- [Items from a dataset]:
........

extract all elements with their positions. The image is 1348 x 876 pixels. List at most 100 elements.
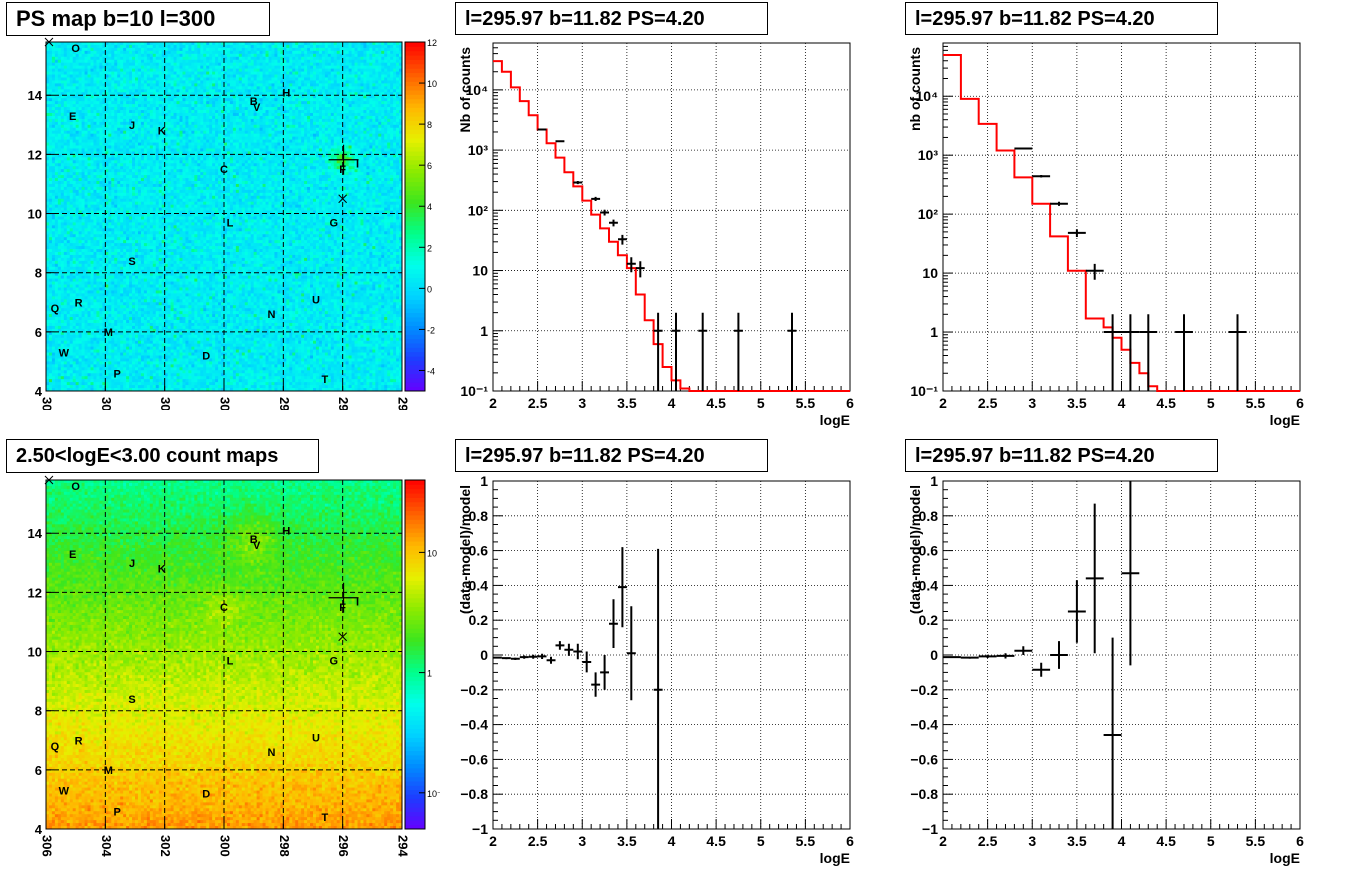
heatmap-cell xyxy=(84,151,88,155)
heatmap-cell xyxy=(191,92,195,96)
heatmap-cell xyxy=(372,160,376,164)
heatmap-cell xyxy=(57,130,62,135)
heatmap-cell xyxy=(212,142,216,146)
heatmap-cell xyxy=(357,98,361,102)
heatmap-cell xyxy=(238,151,243,155)
heatmap-cell xyxy=(149,59,154,64)
heatmap-cell xyxy=(188,101,192,105)
heatmap-cell xyxy=(247,124,252,129)
heatmap-cell xyxy=(277,145,281,149)
heatmap-cell xyxy=(345,145,349,149)
heatmap-cell xyxy=(137,74,142,78)
heatmap-cell xyxy=(197,53,201,58)
heatmap-cell xyxy=(111,101,115,105)
heatmap-cell xyxy=(348,145,352,149)
heatmap-cell xyxy=(253,110,258,114)
heatmap-cell xyxy=(333,115,338,120)
heatmap-cell xyxy=(75,77,80,81)
heatmap-cell xyxy=(327,42,332,46)
heatmap-cell xyxy=(197,104,201,108)
heatmap-cell xyxy=(381,142,385,146)
heatmap-cell xyxy=(120,115,124,120)
heatmap-cell xyxy=(363,83,367,87)
heatmap-cell xyxy=(238,133,243,138)
heatmap-cell xyxy=(315,148,320,152)
heatmap-cell xyxy=(256,62,260,67)
heatmap-cell xyxy=(54,65,59,70)
heatmap-cell xyxy=(280,89,284,93)
heatmap-cell xyxy=(221,104,225,108)
heatmap-cell xyxy=(277,127,281,132)
heatmap-cell xyxy=(327,130,332,135)
heatmap-cell xyxy=(274,68,278,72)
heatmap-cell xyxy=(387,92,391,96)
heatmap-cell xyxy=(72,110,77,114)
heatmap-cell xyxy=(345,130,349,135)
heatmap-cell xyxy=(60,65,65,70)
heatmap-cell xyxy=(123,65,127,70)
heatmap-cell xyxy=(185,148,189,152)
heatmap-cell xyxy=(194,130,198,135)
heatmap-cell xyxy=(120,65,124,70)
heatmap-cell xyxy=(123,50,127,55)
heatmap-cell xyxy=(164,142,169,146)
heatmap-cell xyxy=(54,68,59,72)
heatmap-cell xyxy=(259,101,263,105)
heatmap-cell xyxy=(75,86,80,90)
heatmap-cell xyxy=(87,160,91,164)
heatmap-cell xyxy=(209,136,213,140)
heatmap-cell xyxy=(114,77,118,81)
heatmap-cell xyxy=(96,59,100,64)
heatmap-cell xyxy=(63,65,68,70)
heatmap-cell xyxy=(96,89,100,93)
heatmap-cell xyxy=(295,65,299,70)
heatmap-cell xyxy=(256,95,260,99)
heatmap-cell xyxy=(336,44,341,49)
heatmap-cell xyxy=(292,154,296,158)
heatmap-cell xyxy=(244,142,249,146)
heatmap-cell xyxy=(120,44,124,49)
heatmap-cell xyxy=(51,71,56,75)
heatmap-cell xyxy=(209,92,213,96)
heatmap-cell xyxy=(224,110,228,114)
heatmap-cell xyxy=(93,130,97,135)
heatmap-cell xyxy=(170,118,174,123)
heatmap-cell xyxy=(155,80,160,84)
heatmap-cell xyxy=(235,139,240,143)
heatmap-cell xyxy=(143,74,148,78)
heatmap-cell xyxy=(390,101,394,105)
heatmap-cell xyxy=(152,127,157,132)
heatmap-cell xyxy=(283,136,287,140)
heatmap-cell xyxy=(336,50,341,55)
heatmap-cell xyxy=(259,142,263,146)
heatmap-cell xyxy=(96,112,100,117)
heatmap-cell xyxy=(378,77,382,81)
heatmap-cell xyxy=(232,133,237,138)
heatmap-cell xyxy=(161,124,166,129)
heatmap-cell xyxy=(149,65,154,70)
heatmap-cell xyxy=(135,145,139,149)
heatmap-cell xyxy=(277,92,281,96)
heatmap-cell xyxy=(381,148,385,152)
heatmap-cell xyxy=(99,86,103,90)
heatmap-cell xyxy=(114,44,118,49)
heatmap-cell xyxy=(256,112,260,117)
heatmap-cell xyxy=(224,139,228,143)
heatmap-cell xyxy=(96,124,100,129)
heatmap-cell xyxy=(315,110,320,114)
heatmap-cell xyxy=(57,71,62,75)
heatmap-cell xyxy=(185,130,189,135)
heatmap-cell xyxy=(226,112,231,117)
heatmap-cell xyxy=(247,56,252,61)
heatmap-cell xyxy=(321,44,326,49)
heatmap-cell xyxy=(167,124,171,129)
heatmap-cell xyxy=(206,139,210,143)
heatmap-cell xyxy=(268,59,272,64)
heatmap-cell xyxy=(102,44,106,49)
heatmap-cell xyxy=(158,107,163,111)
heatmap-cell xyxy=(194,80,198,84)
heatmap-cell xyxy=(295,127,299,132)
heatmap-cell xyxy=(84,53,88,58)
heatmap-cell xyxy=(327,101,332,105)
heatmap-cell xyxy=(129,59,133,64)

........

- [Exercise]: Please copy every line of the records above word for word, without any changes, and leave the pictures out.

- [Task output]:
extract all elements with their positions. The image is 1348 x 876 pixels. List at most 100 elements.
heatmap-cell xyxy=(84,151,88,155)
heatmap-cell xyxy=(191,92,195,96)
heatmap-cell xyxy=(372,160,376,164)
heatmap-cell xyxy=(57,130,62,135)
heatmap-cell xyxy=(212,142,216,146)
heatmap-cell xyxy=(357,98,361,102)
heatmap-cell xyxy=(238,151,243,155)
heatmap-cell xyxy=(149,59,154,64)
heatmap-cell xyxy=(188,101,192,105)
heatmap-cell xyxy=(247,124,252,129)
heatmap-cell xyxy=(277,145,281,149)
heatmap-cell xyxy=(345,145,349,149)
heatmap-cell xyxy=(137,74,142,78)
heatmap-cell xyxy=(197,53,201,58)
heatmap-cell xyxy=(111,101,115,105)
heatmap-cell xyxy=(348,145,352,149)
heatmap-cell xyxy=(253,110,258,114)
heatmap-cell xyxy=(333,115,338,120)
heatmap-cell xyxy=(75,77,80,81)
heatmap-cell xyxy=(327,42,332,46)
heatmap-cell xyxy=(197,104,201,108)
heatmap-cell xyxy=(381,142,385,146)
heatmap-cell xyxy=(120,115,124,120)
heatmap-cell xyxy=(363,83,367,87)
heatmap-cell xyxy=(238,133,243,138)
heatmap-cell xyxy=(315,148,320,152)
heatmap-cell xyxy=(256,62,260,67)
heatmap-cell xyxy=(54,65,59,70)
heatmap-cell xyxy=(280,89,284,93)
heatmap-cell xyxy=(221,104,225,108)
heatmap-cell xyxy=(277,127,281,132)
heatmap-cell xyxy=(327,130,332,135)
heatmap-cell xyxy=(274,68,278,72)
heatmap-cell xyxy=(387,92,391,96)
heatmap-cell xyxy=(72,110,77,114)
heatmap-cell xyxy=(345,130,349,135)
heatmap-cell xyxy=(60,65,65,70)
heatmap-cell xyxy=(123,65,127,70)
heatmap-cell xyxy=(185,148,189,152)
heatmap-cell xyxy=(194,130,198,135)
heatmap-cell xyxy=(120,65,124,70)
heatmap-cell xyxy=(123,50,127,55)
heatmap-cell xyxy=(164,142,169,146)
heatmap-cell xyxy=(54,68,59,72)
heatmap-cell xyxy=(259,101,263,105)
heatmap-cell xyxy=(75,86,80,90)
heatmap-cell xyxy=(87,160,91,164)
heatmap-cell xyxy=(209,136,213,140)
heatmap-cell xyxy=(114,77,118,81)
heatmap-cell xyxy=(96,59,100,64)
heatmap-cell xyxy=(63,65,68,70)
heatmap-cell xyxy=(96,89,100,93)
heatmap-cell xyxy=(295,65,299,70)
heatmap-cell xyxy=(256,95,260,99)
heatmap-cell xyxy=(336,44,341,49)
heatmap-cell xyxy=(292,154,296,158)
heatmap-cell xyxy=(244,142,249,146)
heatmap-cell xyxy=(120,44,124,49)
heatmap-cell xyxy=(51,71,56,75)
heatmap-cell xyxy=(209,92,213,96)
heatmap-cell xyxy=(224,110,228,114)
heatmap-cell xyxy=(93,130,97,135)
heatmap-cell xyxy=(170,118,174,123)
heatmap-cell xyxy=(155,80,160,84)
heatmap-cell xyxy=(235,139,240,143)
heatmap-cell xyxy=(143,74,148,78)
heatmap-cell xyxy=(390,101,394,105)
heatmap-cell xyxy=(152,127,157,132)
heatmap-cell xyxy=(283,136,287,140)
heatmap-cell xyxy=(336,50,341,55)
heatmap-cell xyxy=(259,142,263,146)
heatmap-cell xyxy=(96,112,100,117)
heatmap-cell xyxy=(378,77,382,81)
heatmap-cell xyxy=(232,133,237,138)
heatmap-cell xyxy=(161,124,166,129)
heatmap-cell xyxy=(149,65,154,70)
heatmap-cell xyxy=(135,145,139,149)
heatmap-cell xyxy=(277,92,281,96)
heatmap-cell xyxy=(381,148,385,152)
heatmap-cell xyxy=(99,86,103,90)
heatmap-cell xyxy=(114,44,118,49)
heatmap-cell xyxy=(256,112,260,117)
heatmap-cell xyxy=(224,139,228,143)
heatmap-cell xyxy=(96,124,100,129)
heatmap-cell xyxy=(315,110,320,114)
heatmap-cell xyxy=(57,71,62,75)
heatmap-cell xyxy=(185,130,189,135)
heatmap-cell xyxy=(226,112,231,117)
heatmap-cell xyxy=(247,56,252,61)
heatmap-cell xyxy=(321,44,326,49)
heatmap-cell xyxy=(167,124,171,129)
heatmap-cell xyxy=(206,139,210,143)
heatmap-cell xyxy=(268,59,272,64)
heatmap-cell xyxy=(102,44,106,49)
heatmap-cell xyxy=(158,107,163,111)
heatmap-cell xyxy=(194,80,198,84)
heatmap-cell xyxy=(295,127,299,132)
heatmap-cell xyxy=(84,53,88,58)
heatmap-cell xyxy=(327,101,332,105)
heatmap-cell xyxy=(129,59,133,64)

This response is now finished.